◆ **DATASET RECORDS**:
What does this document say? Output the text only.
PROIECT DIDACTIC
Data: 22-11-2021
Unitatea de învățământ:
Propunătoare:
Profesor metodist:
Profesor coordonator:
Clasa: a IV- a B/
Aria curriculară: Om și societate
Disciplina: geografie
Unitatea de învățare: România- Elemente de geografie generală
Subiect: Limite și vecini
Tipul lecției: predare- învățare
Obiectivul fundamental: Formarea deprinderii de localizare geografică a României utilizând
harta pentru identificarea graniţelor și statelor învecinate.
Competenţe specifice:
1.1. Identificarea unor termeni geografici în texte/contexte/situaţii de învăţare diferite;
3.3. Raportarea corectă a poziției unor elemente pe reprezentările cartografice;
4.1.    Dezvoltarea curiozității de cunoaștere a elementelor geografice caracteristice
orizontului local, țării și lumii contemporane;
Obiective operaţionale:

--

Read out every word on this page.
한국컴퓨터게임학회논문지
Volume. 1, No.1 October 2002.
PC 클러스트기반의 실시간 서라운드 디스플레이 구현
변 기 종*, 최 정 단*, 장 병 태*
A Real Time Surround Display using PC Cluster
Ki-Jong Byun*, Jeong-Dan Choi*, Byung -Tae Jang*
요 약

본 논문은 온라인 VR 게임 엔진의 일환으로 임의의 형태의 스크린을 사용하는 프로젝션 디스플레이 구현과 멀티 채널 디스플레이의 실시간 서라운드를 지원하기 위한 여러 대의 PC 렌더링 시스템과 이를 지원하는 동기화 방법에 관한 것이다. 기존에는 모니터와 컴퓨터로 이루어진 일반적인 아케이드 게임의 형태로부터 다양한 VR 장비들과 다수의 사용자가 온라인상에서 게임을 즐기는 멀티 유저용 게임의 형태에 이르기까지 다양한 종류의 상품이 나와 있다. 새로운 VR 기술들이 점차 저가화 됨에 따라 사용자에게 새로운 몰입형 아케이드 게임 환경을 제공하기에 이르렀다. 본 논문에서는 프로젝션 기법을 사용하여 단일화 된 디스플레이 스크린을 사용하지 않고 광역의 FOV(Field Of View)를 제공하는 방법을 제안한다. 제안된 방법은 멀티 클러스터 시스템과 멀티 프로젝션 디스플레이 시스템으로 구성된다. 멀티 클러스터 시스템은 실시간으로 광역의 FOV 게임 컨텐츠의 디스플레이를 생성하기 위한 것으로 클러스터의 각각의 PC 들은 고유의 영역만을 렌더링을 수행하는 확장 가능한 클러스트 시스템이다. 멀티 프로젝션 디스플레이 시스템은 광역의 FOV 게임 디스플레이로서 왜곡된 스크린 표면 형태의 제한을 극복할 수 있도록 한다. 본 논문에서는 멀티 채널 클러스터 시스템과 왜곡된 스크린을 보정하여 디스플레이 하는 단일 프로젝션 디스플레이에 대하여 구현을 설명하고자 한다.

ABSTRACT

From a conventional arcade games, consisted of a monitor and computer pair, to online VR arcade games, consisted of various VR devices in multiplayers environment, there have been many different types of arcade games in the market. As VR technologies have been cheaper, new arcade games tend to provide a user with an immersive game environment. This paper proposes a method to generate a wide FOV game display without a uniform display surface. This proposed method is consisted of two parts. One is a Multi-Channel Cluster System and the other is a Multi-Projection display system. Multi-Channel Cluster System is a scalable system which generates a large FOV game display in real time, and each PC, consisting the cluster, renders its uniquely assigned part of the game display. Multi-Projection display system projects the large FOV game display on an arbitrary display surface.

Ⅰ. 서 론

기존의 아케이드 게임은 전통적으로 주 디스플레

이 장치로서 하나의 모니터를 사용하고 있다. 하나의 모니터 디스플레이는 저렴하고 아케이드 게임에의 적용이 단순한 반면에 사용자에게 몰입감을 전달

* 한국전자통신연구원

◆ **JOB**:
Your answer should be a single number: the count of lines in the listing that contain the word "geografie".

◆ **EXERCISE RESULT**:
2